**Entries provided:**
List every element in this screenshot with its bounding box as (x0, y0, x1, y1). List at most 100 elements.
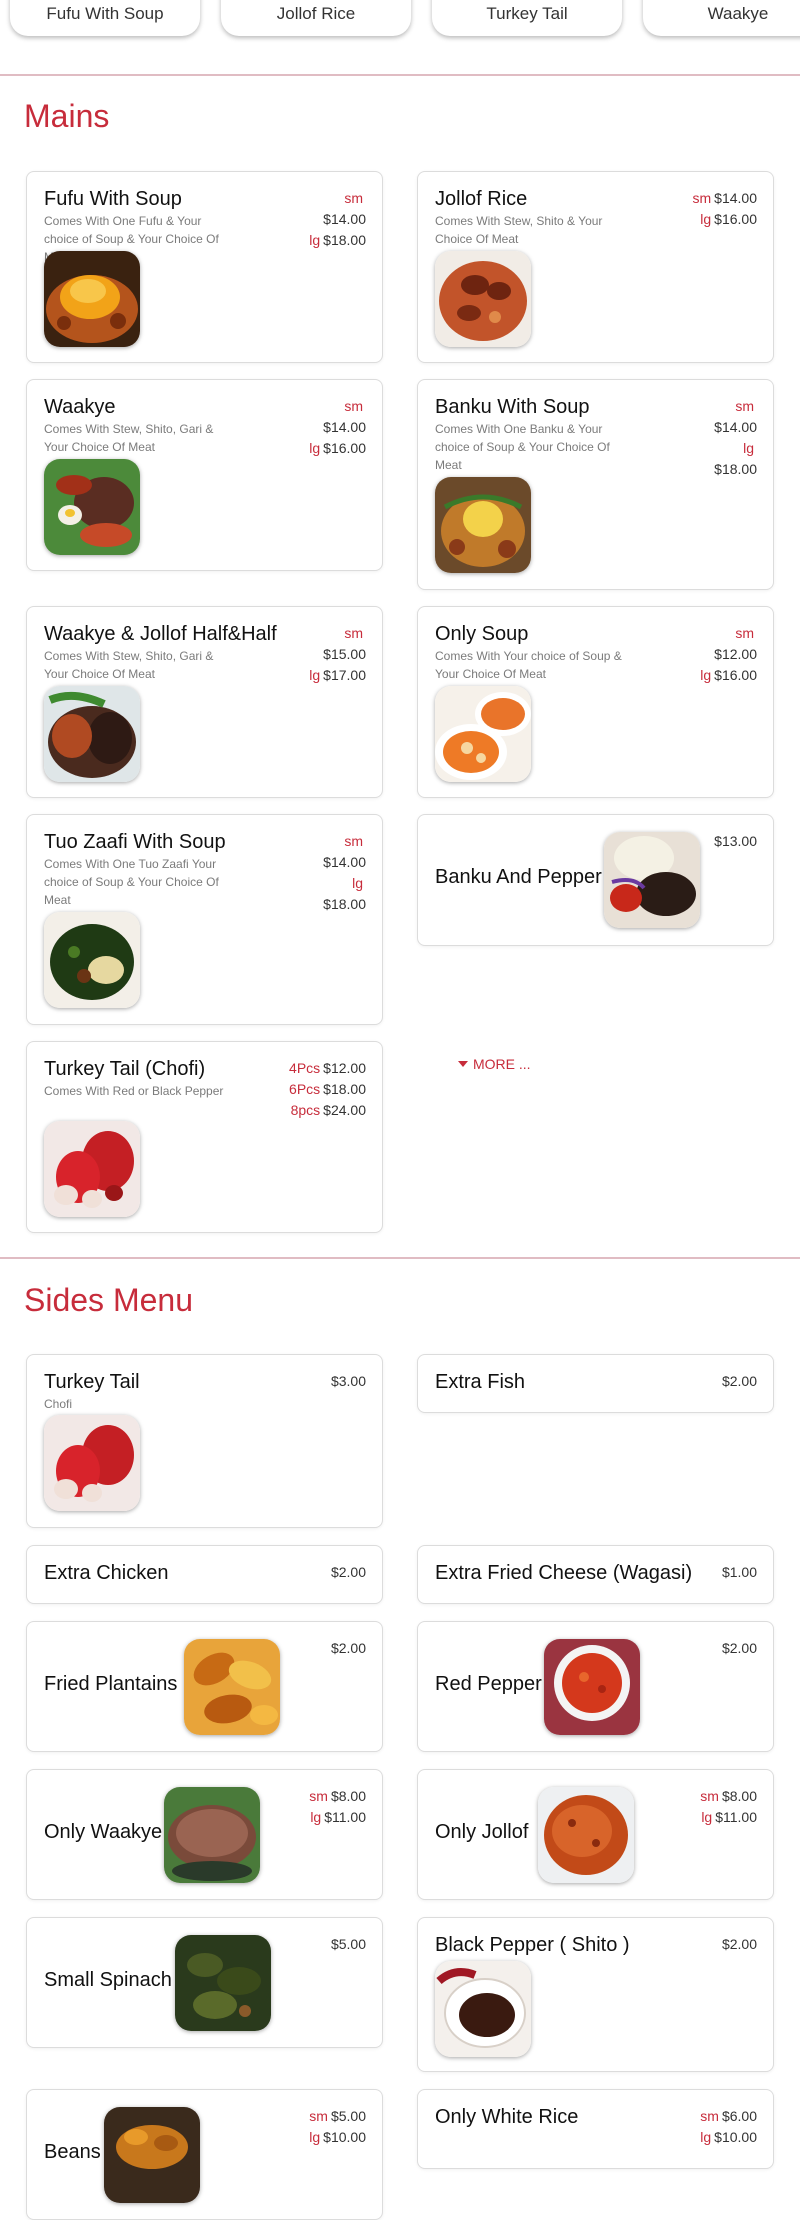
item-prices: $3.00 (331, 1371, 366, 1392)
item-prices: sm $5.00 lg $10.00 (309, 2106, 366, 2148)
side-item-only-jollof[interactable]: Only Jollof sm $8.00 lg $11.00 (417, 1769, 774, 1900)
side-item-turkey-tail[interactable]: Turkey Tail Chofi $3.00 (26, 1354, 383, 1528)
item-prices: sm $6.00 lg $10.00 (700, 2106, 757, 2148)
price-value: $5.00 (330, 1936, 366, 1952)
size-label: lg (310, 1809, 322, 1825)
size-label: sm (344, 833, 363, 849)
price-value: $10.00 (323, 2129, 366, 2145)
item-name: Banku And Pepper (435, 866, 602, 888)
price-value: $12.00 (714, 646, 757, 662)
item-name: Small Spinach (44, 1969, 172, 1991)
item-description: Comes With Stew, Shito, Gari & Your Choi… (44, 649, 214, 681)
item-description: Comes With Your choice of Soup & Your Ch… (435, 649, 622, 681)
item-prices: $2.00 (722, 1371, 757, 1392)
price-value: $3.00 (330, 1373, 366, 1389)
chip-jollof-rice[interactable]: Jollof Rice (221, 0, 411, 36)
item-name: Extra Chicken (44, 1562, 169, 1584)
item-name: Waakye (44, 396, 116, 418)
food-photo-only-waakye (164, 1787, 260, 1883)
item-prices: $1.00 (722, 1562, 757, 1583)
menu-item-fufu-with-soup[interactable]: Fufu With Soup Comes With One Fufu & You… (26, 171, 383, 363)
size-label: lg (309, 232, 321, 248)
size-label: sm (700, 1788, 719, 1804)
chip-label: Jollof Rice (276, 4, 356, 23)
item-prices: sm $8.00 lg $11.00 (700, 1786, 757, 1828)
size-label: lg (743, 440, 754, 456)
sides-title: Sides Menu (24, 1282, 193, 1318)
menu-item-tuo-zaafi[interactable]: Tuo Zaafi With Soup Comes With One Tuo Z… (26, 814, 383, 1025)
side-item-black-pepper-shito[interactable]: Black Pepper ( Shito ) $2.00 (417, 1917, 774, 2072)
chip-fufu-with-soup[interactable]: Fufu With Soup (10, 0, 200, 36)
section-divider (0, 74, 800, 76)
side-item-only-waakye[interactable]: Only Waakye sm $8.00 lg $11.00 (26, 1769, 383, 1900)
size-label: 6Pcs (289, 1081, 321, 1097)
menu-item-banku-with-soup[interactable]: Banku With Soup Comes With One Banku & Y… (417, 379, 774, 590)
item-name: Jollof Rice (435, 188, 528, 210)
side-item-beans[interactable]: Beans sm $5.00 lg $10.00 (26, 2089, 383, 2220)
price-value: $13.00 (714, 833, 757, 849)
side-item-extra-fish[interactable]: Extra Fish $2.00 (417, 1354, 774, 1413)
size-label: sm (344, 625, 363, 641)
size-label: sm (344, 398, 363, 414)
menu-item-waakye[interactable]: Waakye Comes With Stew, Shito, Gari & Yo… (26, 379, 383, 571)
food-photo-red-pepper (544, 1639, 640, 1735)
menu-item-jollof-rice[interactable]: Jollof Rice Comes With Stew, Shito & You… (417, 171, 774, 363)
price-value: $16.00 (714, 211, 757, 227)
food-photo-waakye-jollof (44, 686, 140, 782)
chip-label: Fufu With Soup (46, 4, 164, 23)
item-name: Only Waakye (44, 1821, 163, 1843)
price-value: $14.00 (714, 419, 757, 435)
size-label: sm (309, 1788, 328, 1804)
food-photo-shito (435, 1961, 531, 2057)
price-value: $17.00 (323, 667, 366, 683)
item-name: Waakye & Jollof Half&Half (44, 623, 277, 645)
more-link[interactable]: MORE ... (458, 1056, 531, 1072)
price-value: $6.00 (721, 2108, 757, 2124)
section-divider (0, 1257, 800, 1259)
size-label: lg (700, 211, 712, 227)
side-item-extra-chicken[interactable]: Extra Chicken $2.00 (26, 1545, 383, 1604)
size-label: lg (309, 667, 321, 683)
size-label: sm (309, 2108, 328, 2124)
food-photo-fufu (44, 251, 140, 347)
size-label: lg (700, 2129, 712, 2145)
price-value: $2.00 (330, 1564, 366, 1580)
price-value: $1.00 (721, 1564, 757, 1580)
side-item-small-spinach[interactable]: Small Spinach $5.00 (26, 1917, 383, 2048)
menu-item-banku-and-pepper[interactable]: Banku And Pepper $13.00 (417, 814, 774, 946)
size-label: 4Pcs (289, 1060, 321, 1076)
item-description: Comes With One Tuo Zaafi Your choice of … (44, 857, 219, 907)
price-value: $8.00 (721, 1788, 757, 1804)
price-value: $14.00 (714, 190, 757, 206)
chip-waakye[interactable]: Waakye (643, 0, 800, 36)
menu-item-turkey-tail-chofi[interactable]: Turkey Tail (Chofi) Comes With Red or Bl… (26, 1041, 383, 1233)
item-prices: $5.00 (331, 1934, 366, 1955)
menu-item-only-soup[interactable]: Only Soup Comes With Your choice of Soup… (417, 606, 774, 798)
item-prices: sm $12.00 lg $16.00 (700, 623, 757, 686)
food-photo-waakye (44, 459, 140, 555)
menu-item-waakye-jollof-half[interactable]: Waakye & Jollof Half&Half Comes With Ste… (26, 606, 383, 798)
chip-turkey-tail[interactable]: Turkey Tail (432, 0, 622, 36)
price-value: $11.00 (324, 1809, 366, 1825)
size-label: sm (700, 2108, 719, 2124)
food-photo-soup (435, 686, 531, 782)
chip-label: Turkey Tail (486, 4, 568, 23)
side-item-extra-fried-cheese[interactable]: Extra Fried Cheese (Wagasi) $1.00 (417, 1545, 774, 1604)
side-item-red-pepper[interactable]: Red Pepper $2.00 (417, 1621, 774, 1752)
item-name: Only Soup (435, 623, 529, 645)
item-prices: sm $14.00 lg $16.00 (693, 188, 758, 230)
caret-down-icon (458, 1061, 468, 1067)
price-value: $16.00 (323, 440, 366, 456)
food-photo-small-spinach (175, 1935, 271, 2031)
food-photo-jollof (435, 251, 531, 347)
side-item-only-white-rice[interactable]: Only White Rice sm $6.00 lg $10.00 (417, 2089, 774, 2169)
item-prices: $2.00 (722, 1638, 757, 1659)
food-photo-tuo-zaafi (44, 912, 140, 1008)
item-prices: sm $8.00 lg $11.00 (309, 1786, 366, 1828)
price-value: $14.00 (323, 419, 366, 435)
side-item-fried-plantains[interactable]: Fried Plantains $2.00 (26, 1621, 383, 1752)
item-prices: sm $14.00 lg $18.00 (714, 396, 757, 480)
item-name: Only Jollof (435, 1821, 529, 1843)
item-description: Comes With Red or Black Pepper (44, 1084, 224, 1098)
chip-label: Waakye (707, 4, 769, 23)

**Given instruction:** Reproduce every row above with "item-name" swapped for "dish-name" wherever it occurs, changing nothing else. Leave the pictures out.

**Solution to this problem:**
List every element in this screenshot with its bounding box as (x0, y0, x1, y1). List at most 100 elements.
item-prices: $3.00 (331, 1371, 366, 1392)
item-prices: sm $5.00 lg $10.00 (309, 2106, 366, 2148)
side-item-only-jollof[interactable]: Only Jollof sm $8.00 lg $11.00 (417, 1769, 774, 1900)
side-item-turkey-tail[interactable]: Turkey Tail Chofi $3.00 (26, 1354, 383, 1528)
item-prices: sm $6.00 lg $10.00 (700, 2106, 757, 2148)
price-value: $5.00 (330, 1936, 366, 1952)
size-label: lg (310, 1809, 322, 1825)
size-label: sm (344, 833, 363, 849)
price-value: $10.00 (323, 2129, 366, 2145)
dish-name: Banku And Pepper (435, 866, 602, 888)
price-value: $12.00 (714, 646, 757, 662)
dish-name: Small Spinach (44, 1969, 172, 1991)
item-description: Comes With Stew, Shito, Gari & Your Choi… (44, 649, 214, 681)
item-description: Comes With Your choice of Soup & Your Ch… (435, 649, 622, 681)
item-prices: $2.00 (722, 1371, 757, 1392)
price-value: $3.00 (330, 1373, 366, 1389)
chip-jollof-rice[interactable]: Jollof Rice (221, 0, 411, 36)
dish-name: Extra Chicken (44, 1562, 169, 1584)
dish-name: Waakye (44, 396, 116, 418)
food-photo-only-waakye (164, 1787, 260, 1883)
item-prices: $1.00 (722, 1562, 757, 1583)
menu-item-fufu-with-soup[interactable]: Fufu With Soup Comes With One Fufu & You… (26, 171, 383, 363)
size-label: lg (309, 232, 321, 248)
size-label: sm (700, 1788, 719, 1804)
chip-label: Jollof Rice (276, 4, 356, 23)
item-prices: sm $8.00 lg $11.00 (700, 1786, 757, 1828)
size-label: lg (743, 440, 754, 456)
sides-title: Sides Menu (24, 1282, 193, 1318)
menu-item-tuo-zaafi[interactable]: Tuo Zaafi With Soup Comes With One Tuo Z… (26, 814, 383, 1025)
side-item-black-pepper-shito[interactable]: Black Pepper ( Shito ) $2.00 (417, 1917, 774, 2072)
chip-fufu-with-soup[interactable]: Fufu With Soup (10, 0, 200, 36)
section-divider (0, 74, 800, 76)
side-item-only-waakye[interactable]: Only Waakye sm $8.00 lg $11.00 (26, 1769, 383, 1900)
size-label: 6Pcs (289, 1081, 321, 1097)
menu-item-banku-with-soup[interactable]: Banku With Soup Comes With One Banku & Y… (417, 379, 774, 590)
dish-name: Jollof Rice (435, 188, 528, 210)
side-item-beans[interactable]: Beans sm $5.00 lg $10.00 (26, 2089, 383, 2220)
price-value: $13.00 (714, 833, 757, 849)
side-item-extra-fish[interactable]: Extra Fish $2.00 (417, 1354, 774, 1413)
size-label: sm (344, 625, 363, 641)
size-label: sm (344, 398, 363, 414)
menu-item-waakye[interactable]: Waakye Comes With Stew, Shito, Gari & Yo… (26, 379, 383, 571)
food-photo-red-pepper (544, 1639, 640, 1735)
menu-item-jollof-rice[interactable]: Jollof Rice Comes With Stew, Shito & You… (417, 171, 774, 363)
price-value: $16.00 (714, 211, 757, 227)
food-photo-waakye-jollof (44, 686, 140, 782)
chip-label: Fufu With Soup (46, 4, 164, 23)
dish-name: Only Waakye (44, 1821, 163, 1843)
price-value: $14.00 (714, 419, 757, 435)
size-label: sm (309, 1788, 328, 1804)
food-photo-shito (435, 1961, 531, 2057)
price-value: $17.00 (323, 667, 366, 683)
dish-name: Waakye & Jollof Half&Half (44, 623, 277, 645)
more-link[interactable]: MORE ... (458, 1056, 531, 1072)
price-value: $6.00 (721, 2108, 757, 2124)
section-divider (0, 1257, 800, 1259)
size-label: lg (700, 211, 712, 227)
side-item-extra-chicken[interactable]: Extra Chicken $2.00 (26, 1545, 383, 1604)
size-label: lg (309, 667, 321, 683)
size-label: sm (309, 2108, 328, 2124)
food-photo-fufu (44, 251, 140, 347)
size-label: lg (700, 2129, 712, 2145)
price-value: $2.00 (330, 1564, 366, 1580)
price-value: $1.00 (721, 1564, 757, 1580)
side-item-small-spinach[interactable]: Small Spinach $5.00 (26, 1917, 383, 2048)
menu-item-banku-and-pepper[interactable]: Banku And Pepper $13.00 (417, 814, 774, 946)
size-label: 4Pcs (289, 1060, 321, 1076)
item-description: Comes With One Tuo Zaafi Your choice of … (44, 857, 219, 907)
price-value: $8.00 (721, 1788, 757, 1804)
price-value: $14.00 (714, 190, 757, 206)
chip-waakye[interactable]: Waakye (643, 0, 800, 36)
menu-item-turkey-tail-chofi[interactable]: Turkey Tail (Chofi) Comes With Red or Bl… (26, 1041, 383, 1233)
item-prices: $5.00 (331, 1934, 366, 1955)
menu-item-only-soup[interactable]: Only Soup Comes With Your choice of Soup… (417, 606, 774, 798)
item-prices: sm $12.00 lg $16.00 (700, 623, 757, 686)
food-photo-waakye (44, 459, 140, 555)
menu-item-waakye-jollof-half[interactable]: Waakye & Jollof Half&Half Comes With Ste… (26, 606, 383, 798)
chip-turkey-tail[interactable]: Turkey Tail (432, 0, 622, 36)
price-value: $11.00 (324, 1809, 366, 1825)
size-label: sm (700, 2108, 719, 2124)
food-photo-soup (435, 686, 531, 782)
chip-label: Turkey Tail (486, 4, 568, 23)
side-item-extra-fried-cheese[interactable]: Extra Fried Cheese (Wagasi) $1.00 (417, 1545, 774, 1604)
side-item-red-pepper[interactable]: Red Pepper $2.00 (417, 1621, 774, 1752)
dish-name: Only Soup (435, 623, 529, 645)
item-prices: sm $14.00 lg $16.00 (693, 188, 758, 230)
caret-down-icon (458, 1061, 468, 1067)
price-value: $16.00 (323, 440, 366, 456)
food-photo-small-spinach (175, 1935, 271, 2031)
food-photo-jollof (435, 251, 531, 347)
side-item-only-white-rice[interactable]: Only White Rice sm $6.00 lg $10.00 (417, 2089, 774, 2169)
item-prices: $2.00 (722, 1638, 757, 1659)
food-photo-tuo-zaafi (44, 912, 140, 1008)
item-prices: sm $8.00 lg $11.00 (309, 1786, 366, 1828)
price-value: $14.00 (323, 419, 366, 435)
side-item-fried-plantains[interactable]: Fried Plantains $2.00 (26, 1621, 383, 1752)
item-prices: sm $14.00 lg $18.00 (714, 396, 757, 480)
dish-name: Only Jollof (435, 1821, 529, 1843)
item-description: Comes With Red or Black Pepper (44, 1084, 224, 1098)
chip-label: Waakye (707, 4, 769, 23)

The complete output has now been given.